**The problem:**
Filter the entries below and copy every line that contains the string "node". Case counts when matching.

**Material supplied:**
^^^^^^^^^^^^^^^^
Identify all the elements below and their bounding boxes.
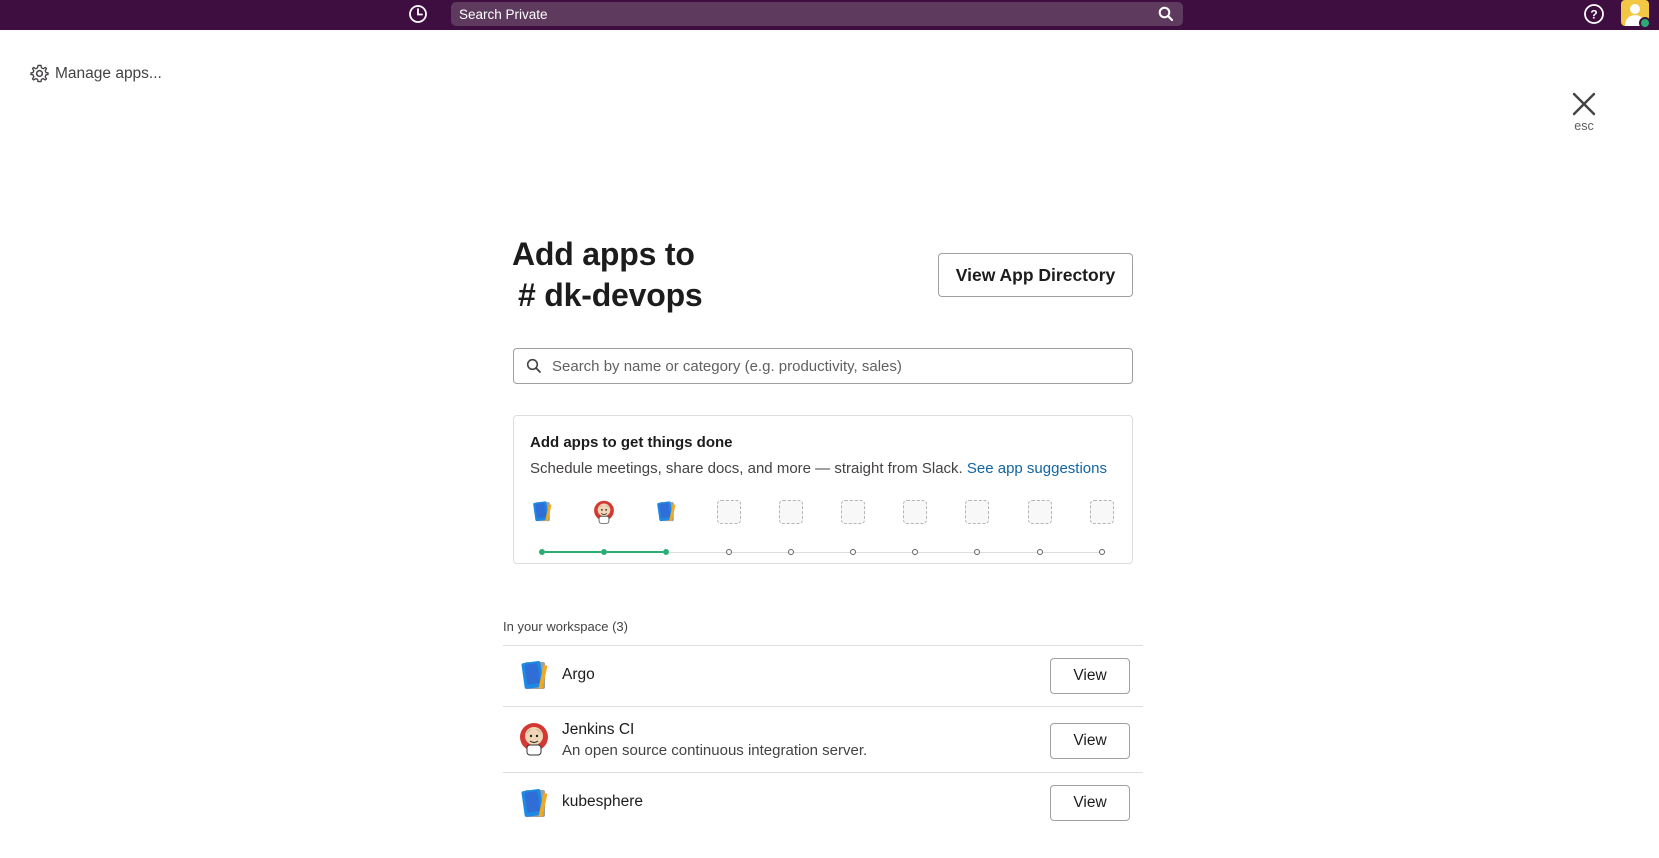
empty-app-slot	[1027, 500, 1052, 524]
book-icon	[517, 659, 551, 693]
manage-apps-link[interactable]: Manage apps...	[30, 64, 162, 83]
empty-app-slot	[841, 500, 865, 524]
jenkins-icon	[517, 722, 551, 756]
app-search-field[interactable]	[513, 348, 1133, 384]
view-app-button[interactable]: View	[1050, 723, 1130, 759]
presence-status-icon	[1639, 17, 1651, 29]
empty-app-slot	[716, 500, 741, 524]
list-item: Jenkins CI An open source continuous int…	[503, 706, 1143, 772]
suggestions-description: Schedule meetings, share docs, and more …	[530, 460, 1107, 477]
progress-track-segment	[669, 552, 726, 553]
suggestions-description-text: Schedule meetings, share docs, and more …	[530, 460, 967, 477]
empty-app-slot	[1089, 500, 1114, 524]
progress-track-segment	[856, 552, 913, 553]
app-name: kubesphere	[562, 793, 644, 810]
suggestions-title: Add apps to get things done	[530, 434, 733, 451]
progress-node	[850, 549, 856, 555]
search-icon	[1158, 6, 1174, 22]
search-icon	[526, 358, 541, 373]
book-icon	[530, 500, 554, 524]
workspace-app-list: Argo View Jenkins CI An open source cont…	[503, 645, 1143, 832]
progress-track-segment	[545, 551, 602, 553]
progress-node	[725, 549, 732, 555]
channel-name: # dk-devops	[518, 277, 703, 313]
title-line-1: Add apps to	[512, 236, 695, 272]
workspace-apps-heading: In your workspace (3)	[503, 619, 628, 634]
view-app-button[interactable]: View	[1050, 785, 1130, 821]
app-suggestions-card: Add apps to get things done Schedule mee…	[513, 415, 1133, 564]
app-name: Jenkins CI	[562, 721, 635, 738]
progress-track-segment	[980, 552, 1037, 553]
list-item: Argo View	[503, 645, 1143, 706]
progress-track-segment	[607, 551, 664, 553]
gear-icon	[30, 64, 49, 83]
progress-node	[539, 549, 545, 555]
app-search-input[interactable]	[552, 357, 1112, 375]
app-info: kubesphere	[562, 793, 643, 811]
close-icon	[1572, 92, 1596, 116]
view-app-button[interactable]: View	[1050, 658, 1130, 694]
app-info: Jenkins CI An open source continuous int…	[562, 721, 867, 759]
workspace-search-bar[interactable]: Search Private	[451, 2, 1183, 26]
view-app-directory-button[interactable]: View App Directory	[938, 253, 1133, 297]
progress-node	[787, 549, 794, 555]
book-icon	[654, 500, 678, 524]
close-button[interactable]: esc	[1569, 89, 1599, 137]
app-description: An open source continuous integration se…	[562, 742, 868, 759]
manage-apps-label: Manage apps...	[55, 64, 162, 82]
progress-node	[1098, 549, 1105, 555]
progress-node	[663, 549, 670, 555]
book-icon	[517, 787, 551, 821]
progress-node	[974, 549, 981, 555]
see-app-suggestions-link[interactable]: See app suggestions	[967, 460, 1107, 477]
esc-hint: esc	[1574, 119, 1594, 133]
progress-node	[912, 549, 919, 555]
empty-app-slot	[903, 500, 928, 524]
help-icon[interactable]: ?	[1583, 3, 1605, 25]
progress-node	[1036, 549, 1043, 555]
apps-progress-tracker	[530, 500, 1120, 555]
progress-track-segment	[918, 552, 975, 553]
empty-app-slot	[965, 500, 990, 524]
svg-text:?: ?	[1590, 8, 1597, 22]
empty-app-slot	[778, 500, 803, 524]
progress-node	[601, 549, 608, 555]
progress-track-segment	[731, 552, 788, 553]
progress-track-segment	[1042, 552, 1099, 553]
search-bar-label: Search Private	[459, 6, 548, 22]
list-item: kubesphere View	[503, 772, 1143, 832]
top-bar: Search Private ?	[0, 0, 1659, 30]
app-name: Argo	[562, 666, 595, 683]
history-icon[interactable]	[407, 3, 429, 25]
app-info: Argo	[562, 666, 595, 684]
jenkins-icon	[592, 500, 616, 524]
page-title: Add apps to # dk-devops	[512, 234, 703, 316]
progress-track-segment	[793, 552, 850, 553]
^^^^^^^^^^^^^^^^
**The solution:**
progress-node	[850, 549, 856, 555]
progress-node	[725, 549, 732, 555]
progress-node	[539, 549, 545, 555]
progress-node	[787, 549, 794, 555]
progress-node	[1098, 549, 1105, 555]
progress-node	[663, 549, 670, 555]
progress-node	[974, 549, 981, 555]
progress-node	[912, 549, 919, 555]
progress-node	[1036, 549, 1043, 555]
progress-node	[601, 549, 608, 555]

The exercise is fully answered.